• Set task:
Give an exact transcription of every line, dropping the images.
## start
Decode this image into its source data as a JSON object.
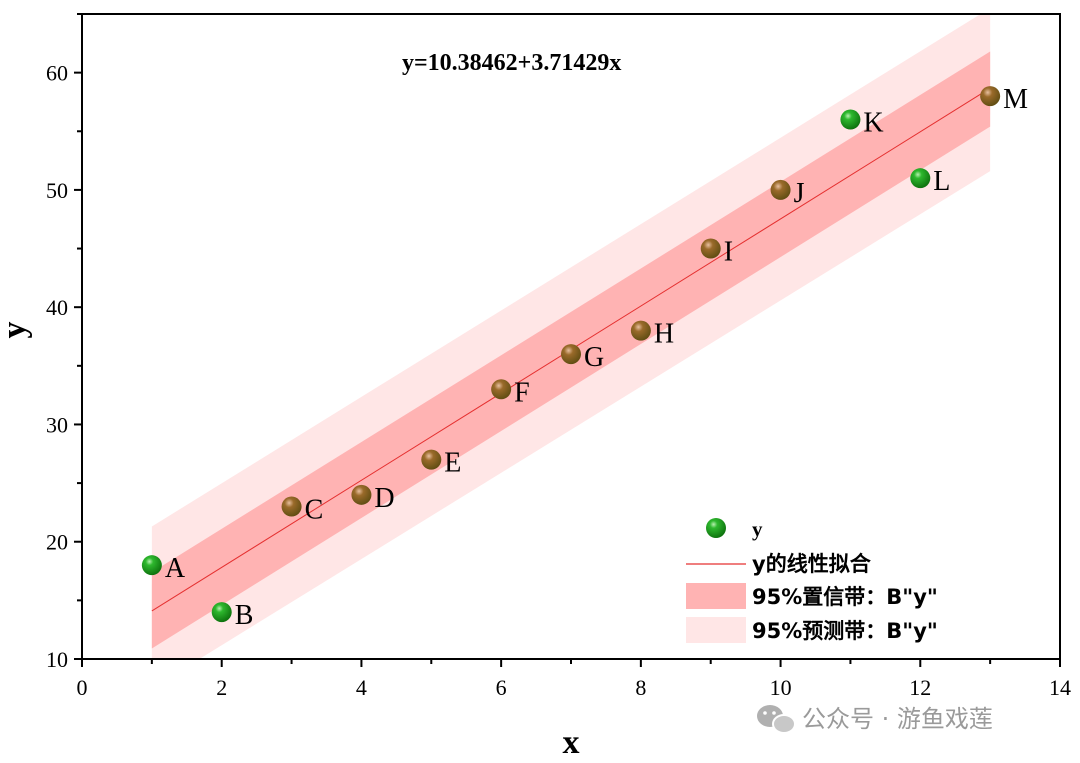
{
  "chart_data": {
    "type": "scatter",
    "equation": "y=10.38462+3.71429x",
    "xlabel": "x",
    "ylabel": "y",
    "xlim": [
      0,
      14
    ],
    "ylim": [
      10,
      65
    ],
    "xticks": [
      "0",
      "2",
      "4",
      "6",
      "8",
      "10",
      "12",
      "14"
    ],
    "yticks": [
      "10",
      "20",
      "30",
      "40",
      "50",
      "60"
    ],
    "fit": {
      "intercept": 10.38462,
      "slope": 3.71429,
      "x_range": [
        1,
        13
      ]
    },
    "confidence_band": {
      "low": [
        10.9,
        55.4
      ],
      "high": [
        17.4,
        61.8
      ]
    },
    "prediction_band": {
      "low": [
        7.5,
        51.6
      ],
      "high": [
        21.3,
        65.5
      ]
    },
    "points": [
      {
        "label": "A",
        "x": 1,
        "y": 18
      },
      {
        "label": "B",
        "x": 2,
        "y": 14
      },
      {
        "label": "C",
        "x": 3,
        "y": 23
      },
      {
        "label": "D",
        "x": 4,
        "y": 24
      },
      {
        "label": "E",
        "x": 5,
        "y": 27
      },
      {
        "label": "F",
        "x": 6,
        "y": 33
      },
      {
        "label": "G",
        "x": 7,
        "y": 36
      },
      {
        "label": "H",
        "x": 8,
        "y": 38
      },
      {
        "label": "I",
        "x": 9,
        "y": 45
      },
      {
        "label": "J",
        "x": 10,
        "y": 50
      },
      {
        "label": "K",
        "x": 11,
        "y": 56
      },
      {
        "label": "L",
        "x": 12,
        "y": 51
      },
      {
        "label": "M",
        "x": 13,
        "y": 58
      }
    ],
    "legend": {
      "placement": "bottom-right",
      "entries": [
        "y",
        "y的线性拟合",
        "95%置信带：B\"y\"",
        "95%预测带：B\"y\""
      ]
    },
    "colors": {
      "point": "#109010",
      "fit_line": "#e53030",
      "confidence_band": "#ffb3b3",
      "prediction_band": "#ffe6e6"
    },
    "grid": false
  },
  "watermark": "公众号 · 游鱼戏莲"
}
## end
• Output below:
Decode this image into its source data as a JSON object.
{
  "chart_data": {
    "type": "scatter",
    "equation": "y=10.38462+3.71429x",
    "xlabel": "x",
    "ylabel": "y",
    "xlim": [
      0,
      14
    ],
    "ylim": [
      10,
      65
    ],
    "xticks": [
      "0",
      "2",
      "4",
      "6",
      "8",
      "10",
      "12",
      "14"
    ],
    "yticks": [
      "10",
      "20",
      "30",
      "40",
      "50",
      "60"
    ],
    "fit": {
      "intercept": 10.38462,
      "slope": 3.71429,
      "x_range": [
        1,
        13
      ]
    },
    "confidence_band": {
      "low": [
        10.9,
        55.4
      ],
      "high": [
        17.4,
        61.8
      ]
    },
    "prediction_band": {
      "low": [
        7.5,
        51.6
      ],
      "high": [
        21.3,
        65.5
      ]
    },
    "points": [
      {
        "label": "A",
        "x": 1,
        "y": 18
      },
      {
        "label": "B",
        "x": 2,
        "y": 14
      },
      {
        "label": "C",
        "x": 3,
        "y": 23
      },
      {
        "label": "D",
        "x": 4,
        "y": 24
      },
      {
        "label": "E",
        "x": 5,
        "y": 27
      },
      {
        "label": "F",
        "x": 6,
        "y": 33
      },
      {
        "label": "G",
        "x": 7,
        "y": 36
      },
      {
        "label": "H",
        "x": 8,
        "y": 38
      },
      {
        "label": "I",
        "x": 9,
        "y": 45
      },
      {
        "label": "J",
        "x": 10,
        "y": 50
      },
      {
        "label": "K",
        "x": 11,
        "y": 56
      },
      {
        "label": "L",
        "x": 12,
        "y": 51
      },
      {
        "label": "M",
        "x": 13,
        "y": 58
      }
    ],
    "legend": {
      "placement": "bottom-right",
      "entries": [
        "y",
        "y的线性拟合",
        "95%置信带：B\"y\"",
        "95%预测带：B\"y\""
      ]
    },
    "colors": {
      "point": "#109010",
      "fit_line": "#e53030",
      "confidence_band": "#ffb3b3",
      "prediction_band": "#ffe6e6"
    },
    "grid": false
  },
  "watermark": "公众号 · 游鱼戏莲"
}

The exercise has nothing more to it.